> **THE EXERCISE**: Find the word "subtitle" in the records below. List each line containing it.

.....

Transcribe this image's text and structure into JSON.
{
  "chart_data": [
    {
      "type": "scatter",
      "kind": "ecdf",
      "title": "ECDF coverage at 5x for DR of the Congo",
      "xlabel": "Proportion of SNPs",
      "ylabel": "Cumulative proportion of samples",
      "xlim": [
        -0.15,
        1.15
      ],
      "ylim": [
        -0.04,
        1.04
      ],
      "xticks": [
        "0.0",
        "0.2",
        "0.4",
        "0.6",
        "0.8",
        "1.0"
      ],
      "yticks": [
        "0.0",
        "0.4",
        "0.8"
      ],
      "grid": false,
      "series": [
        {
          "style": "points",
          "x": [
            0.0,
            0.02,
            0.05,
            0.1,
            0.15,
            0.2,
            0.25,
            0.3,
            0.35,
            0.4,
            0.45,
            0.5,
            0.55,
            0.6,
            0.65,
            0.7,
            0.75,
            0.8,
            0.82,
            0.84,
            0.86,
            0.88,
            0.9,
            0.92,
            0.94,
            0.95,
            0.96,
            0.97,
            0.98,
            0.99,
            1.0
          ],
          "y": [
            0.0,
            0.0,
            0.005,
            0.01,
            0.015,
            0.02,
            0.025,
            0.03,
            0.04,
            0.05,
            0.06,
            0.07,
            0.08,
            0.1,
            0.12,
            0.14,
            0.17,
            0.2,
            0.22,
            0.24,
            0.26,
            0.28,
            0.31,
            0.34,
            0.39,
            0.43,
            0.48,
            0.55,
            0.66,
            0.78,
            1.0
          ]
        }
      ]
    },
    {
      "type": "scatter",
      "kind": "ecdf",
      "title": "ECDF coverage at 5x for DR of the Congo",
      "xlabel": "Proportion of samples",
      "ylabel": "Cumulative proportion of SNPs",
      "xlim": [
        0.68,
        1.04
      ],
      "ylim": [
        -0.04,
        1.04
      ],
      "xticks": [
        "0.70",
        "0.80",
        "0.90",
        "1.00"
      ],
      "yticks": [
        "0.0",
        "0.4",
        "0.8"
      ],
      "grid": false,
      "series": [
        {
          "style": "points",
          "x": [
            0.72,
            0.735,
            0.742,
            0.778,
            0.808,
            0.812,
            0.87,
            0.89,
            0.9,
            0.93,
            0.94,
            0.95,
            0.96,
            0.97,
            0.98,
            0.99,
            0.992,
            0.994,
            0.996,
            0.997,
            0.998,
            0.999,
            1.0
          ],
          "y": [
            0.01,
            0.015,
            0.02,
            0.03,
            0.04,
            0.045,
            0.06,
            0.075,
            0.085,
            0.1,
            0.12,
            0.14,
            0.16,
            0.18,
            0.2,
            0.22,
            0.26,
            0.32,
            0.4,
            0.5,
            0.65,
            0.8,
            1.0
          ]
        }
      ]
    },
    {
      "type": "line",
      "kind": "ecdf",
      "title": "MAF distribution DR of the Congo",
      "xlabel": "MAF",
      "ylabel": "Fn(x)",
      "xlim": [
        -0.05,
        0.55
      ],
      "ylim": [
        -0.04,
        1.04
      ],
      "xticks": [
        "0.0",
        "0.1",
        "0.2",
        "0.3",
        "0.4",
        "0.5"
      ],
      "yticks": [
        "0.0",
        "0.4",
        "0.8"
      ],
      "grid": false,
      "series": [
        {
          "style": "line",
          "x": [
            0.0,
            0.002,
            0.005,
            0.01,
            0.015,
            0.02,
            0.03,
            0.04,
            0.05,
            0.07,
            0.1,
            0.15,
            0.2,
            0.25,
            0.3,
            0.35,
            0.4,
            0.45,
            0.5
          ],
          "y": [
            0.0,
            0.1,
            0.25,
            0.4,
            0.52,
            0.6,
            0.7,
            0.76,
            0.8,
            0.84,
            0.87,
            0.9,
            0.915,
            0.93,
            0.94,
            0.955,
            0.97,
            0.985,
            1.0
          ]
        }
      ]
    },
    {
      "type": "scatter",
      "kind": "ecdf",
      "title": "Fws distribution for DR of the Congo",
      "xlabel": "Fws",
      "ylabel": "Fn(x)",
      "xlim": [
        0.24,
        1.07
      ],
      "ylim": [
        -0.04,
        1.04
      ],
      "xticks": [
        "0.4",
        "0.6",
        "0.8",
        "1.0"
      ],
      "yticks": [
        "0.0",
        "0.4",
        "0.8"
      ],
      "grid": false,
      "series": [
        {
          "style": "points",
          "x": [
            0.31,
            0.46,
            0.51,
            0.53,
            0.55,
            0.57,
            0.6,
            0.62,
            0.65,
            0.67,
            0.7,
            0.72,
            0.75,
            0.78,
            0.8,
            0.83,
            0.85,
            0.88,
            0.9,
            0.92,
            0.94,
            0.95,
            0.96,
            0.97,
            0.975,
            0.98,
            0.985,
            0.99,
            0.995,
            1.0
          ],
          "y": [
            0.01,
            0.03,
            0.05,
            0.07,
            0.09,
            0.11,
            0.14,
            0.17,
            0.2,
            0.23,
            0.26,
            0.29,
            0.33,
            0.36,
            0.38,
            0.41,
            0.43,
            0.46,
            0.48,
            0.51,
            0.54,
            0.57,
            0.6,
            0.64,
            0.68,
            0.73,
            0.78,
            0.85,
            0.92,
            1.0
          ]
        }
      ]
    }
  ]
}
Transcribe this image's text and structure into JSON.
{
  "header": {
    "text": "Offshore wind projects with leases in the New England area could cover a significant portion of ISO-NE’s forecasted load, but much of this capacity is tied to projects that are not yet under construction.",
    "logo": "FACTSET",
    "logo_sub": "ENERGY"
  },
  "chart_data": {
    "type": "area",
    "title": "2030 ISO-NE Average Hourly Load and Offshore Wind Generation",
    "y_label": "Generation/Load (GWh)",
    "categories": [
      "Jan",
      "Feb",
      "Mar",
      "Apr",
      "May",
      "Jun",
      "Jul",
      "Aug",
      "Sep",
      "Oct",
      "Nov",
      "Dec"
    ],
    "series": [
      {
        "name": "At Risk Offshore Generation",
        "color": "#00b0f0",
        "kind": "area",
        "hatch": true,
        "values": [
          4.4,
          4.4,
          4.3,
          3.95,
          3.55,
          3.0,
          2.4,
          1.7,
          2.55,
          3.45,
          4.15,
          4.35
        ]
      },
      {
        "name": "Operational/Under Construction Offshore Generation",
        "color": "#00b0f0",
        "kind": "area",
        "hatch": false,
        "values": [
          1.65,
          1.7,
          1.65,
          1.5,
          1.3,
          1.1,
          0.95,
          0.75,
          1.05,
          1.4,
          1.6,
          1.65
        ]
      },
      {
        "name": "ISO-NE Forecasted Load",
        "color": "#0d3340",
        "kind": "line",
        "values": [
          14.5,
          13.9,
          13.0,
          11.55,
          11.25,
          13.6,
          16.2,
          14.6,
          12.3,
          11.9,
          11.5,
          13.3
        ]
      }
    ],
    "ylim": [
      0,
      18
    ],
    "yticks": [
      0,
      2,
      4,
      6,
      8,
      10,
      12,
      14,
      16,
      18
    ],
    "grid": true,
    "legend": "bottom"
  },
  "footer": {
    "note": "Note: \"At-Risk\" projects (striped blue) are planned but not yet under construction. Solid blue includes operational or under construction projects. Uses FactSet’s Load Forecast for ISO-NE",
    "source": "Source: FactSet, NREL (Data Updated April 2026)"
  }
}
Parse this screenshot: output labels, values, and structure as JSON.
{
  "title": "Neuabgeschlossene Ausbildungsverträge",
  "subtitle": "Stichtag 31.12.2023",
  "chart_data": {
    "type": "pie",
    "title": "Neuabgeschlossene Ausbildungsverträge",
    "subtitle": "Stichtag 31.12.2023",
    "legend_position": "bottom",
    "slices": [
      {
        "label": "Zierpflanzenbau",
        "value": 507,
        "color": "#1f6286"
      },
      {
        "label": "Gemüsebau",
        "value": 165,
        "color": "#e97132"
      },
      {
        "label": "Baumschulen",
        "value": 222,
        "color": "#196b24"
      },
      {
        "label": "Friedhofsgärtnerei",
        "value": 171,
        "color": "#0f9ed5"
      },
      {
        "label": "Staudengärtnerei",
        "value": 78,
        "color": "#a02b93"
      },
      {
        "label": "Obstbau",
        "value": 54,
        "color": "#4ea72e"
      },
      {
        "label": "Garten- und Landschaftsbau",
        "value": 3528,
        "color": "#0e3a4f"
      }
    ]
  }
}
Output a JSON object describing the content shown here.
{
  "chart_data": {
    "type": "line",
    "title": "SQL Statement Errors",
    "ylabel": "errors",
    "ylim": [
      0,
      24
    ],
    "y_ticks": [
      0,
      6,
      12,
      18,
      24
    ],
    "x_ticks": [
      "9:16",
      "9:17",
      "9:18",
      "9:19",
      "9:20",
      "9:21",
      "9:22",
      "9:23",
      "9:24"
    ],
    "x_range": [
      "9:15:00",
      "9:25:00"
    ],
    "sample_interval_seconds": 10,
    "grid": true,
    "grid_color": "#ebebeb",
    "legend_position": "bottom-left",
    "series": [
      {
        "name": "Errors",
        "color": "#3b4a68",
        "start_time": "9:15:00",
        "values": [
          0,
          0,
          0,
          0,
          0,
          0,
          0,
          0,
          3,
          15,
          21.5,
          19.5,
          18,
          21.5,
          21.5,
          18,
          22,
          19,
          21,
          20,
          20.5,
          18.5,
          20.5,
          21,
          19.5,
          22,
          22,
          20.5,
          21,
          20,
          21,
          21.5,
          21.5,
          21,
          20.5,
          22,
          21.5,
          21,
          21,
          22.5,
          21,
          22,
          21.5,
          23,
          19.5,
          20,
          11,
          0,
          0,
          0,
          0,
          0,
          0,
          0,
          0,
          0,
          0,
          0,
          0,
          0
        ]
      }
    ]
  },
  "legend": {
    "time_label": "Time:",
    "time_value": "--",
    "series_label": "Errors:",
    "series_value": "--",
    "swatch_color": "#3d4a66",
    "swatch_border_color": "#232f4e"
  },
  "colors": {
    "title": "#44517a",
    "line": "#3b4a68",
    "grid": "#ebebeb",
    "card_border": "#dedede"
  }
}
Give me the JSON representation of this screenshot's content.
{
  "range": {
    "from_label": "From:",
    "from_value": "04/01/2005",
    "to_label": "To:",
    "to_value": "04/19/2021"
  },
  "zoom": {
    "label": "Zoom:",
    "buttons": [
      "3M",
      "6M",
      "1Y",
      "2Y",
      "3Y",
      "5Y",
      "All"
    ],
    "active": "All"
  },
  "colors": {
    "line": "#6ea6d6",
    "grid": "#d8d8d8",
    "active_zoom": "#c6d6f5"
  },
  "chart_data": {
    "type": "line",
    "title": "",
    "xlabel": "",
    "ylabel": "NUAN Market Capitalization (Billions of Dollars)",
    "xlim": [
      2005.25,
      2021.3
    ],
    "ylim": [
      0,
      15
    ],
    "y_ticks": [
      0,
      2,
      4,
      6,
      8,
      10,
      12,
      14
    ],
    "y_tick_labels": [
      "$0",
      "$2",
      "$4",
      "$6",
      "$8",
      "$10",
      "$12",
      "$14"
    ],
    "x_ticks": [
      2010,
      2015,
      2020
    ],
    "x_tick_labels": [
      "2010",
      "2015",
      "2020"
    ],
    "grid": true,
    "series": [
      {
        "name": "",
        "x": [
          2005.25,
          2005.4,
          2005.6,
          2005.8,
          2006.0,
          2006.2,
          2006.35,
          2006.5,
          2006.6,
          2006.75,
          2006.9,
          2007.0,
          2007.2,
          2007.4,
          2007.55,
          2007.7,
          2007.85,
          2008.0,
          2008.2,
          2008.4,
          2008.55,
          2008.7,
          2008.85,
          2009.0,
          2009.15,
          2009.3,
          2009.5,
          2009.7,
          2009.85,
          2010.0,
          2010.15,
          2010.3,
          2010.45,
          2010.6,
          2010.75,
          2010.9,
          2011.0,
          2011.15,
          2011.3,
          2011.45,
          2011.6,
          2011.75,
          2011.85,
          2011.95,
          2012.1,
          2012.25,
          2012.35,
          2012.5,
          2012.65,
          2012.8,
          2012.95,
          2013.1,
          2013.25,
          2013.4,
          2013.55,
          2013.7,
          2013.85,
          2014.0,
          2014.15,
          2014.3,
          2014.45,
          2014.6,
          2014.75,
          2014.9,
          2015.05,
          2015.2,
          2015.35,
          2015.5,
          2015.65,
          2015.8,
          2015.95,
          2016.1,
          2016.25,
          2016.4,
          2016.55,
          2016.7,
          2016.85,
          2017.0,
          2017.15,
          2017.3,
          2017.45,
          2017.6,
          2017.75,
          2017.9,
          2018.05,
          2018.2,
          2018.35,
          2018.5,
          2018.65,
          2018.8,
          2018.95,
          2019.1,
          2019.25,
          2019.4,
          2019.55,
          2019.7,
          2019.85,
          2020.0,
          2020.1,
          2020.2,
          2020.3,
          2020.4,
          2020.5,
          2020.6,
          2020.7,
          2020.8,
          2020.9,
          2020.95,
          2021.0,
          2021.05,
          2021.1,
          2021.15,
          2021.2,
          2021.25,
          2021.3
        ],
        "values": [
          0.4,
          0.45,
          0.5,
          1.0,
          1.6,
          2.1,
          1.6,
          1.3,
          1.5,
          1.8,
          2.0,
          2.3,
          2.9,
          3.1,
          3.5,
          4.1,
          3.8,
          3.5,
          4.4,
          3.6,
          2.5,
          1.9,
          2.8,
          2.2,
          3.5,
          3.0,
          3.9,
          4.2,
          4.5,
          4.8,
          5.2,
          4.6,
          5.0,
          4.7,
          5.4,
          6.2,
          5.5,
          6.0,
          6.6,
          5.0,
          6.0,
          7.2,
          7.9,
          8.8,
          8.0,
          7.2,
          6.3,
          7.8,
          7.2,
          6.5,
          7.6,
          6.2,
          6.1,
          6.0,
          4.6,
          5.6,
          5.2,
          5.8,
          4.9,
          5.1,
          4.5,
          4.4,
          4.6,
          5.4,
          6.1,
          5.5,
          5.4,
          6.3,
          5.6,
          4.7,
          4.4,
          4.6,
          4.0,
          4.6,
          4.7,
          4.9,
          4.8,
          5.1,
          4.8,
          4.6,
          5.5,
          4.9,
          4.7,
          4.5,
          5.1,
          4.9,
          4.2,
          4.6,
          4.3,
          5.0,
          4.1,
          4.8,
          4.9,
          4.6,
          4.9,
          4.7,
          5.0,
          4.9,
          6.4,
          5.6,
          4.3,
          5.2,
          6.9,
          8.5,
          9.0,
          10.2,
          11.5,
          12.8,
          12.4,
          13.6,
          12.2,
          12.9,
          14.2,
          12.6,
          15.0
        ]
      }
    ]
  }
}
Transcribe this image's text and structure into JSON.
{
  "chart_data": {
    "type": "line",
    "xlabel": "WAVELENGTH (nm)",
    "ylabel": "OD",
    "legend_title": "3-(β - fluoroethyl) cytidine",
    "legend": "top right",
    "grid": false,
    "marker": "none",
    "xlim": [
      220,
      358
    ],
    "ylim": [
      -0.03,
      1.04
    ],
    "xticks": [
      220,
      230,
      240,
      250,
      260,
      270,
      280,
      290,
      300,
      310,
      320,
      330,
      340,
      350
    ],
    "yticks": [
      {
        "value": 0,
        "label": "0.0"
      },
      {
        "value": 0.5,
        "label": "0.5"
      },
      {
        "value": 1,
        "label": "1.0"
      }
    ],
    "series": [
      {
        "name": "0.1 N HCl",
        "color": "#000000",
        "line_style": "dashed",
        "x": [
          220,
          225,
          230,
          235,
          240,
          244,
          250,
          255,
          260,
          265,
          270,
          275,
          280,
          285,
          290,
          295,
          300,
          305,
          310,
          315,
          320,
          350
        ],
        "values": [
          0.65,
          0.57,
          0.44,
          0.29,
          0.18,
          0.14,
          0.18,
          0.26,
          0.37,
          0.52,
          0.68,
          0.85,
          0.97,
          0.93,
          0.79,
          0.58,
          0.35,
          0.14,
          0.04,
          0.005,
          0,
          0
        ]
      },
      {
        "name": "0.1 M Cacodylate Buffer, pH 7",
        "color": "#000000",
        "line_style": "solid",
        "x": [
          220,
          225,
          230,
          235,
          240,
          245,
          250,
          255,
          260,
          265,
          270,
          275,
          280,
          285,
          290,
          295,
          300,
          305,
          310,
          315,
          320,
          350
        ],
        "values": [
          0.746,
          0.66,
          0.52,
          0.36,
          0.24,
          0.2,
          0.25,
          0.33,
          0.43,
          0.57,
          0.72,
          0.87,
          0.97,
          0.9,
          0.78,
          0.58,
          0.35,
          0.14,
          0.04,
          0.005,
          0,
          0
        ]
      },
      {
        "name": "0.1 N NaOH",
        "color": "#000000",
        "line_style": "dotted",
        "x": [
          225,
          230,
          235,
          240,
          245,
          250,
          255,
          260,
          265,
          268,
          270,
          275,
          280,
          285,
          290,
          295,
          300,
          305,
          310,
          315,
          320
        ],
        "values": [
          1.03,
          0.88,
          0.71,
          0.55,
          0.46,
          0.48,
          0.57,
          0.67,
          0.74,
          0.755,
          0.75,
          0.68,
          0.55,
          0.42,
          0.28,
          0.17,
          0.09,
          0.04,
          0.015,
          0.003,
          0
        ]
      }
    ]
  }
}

.....

> **TASK OUTPUT**:
  "subtitle": "Stichtag 31.12.2023",
    "subtitle": "Stichtag 31.12.2023",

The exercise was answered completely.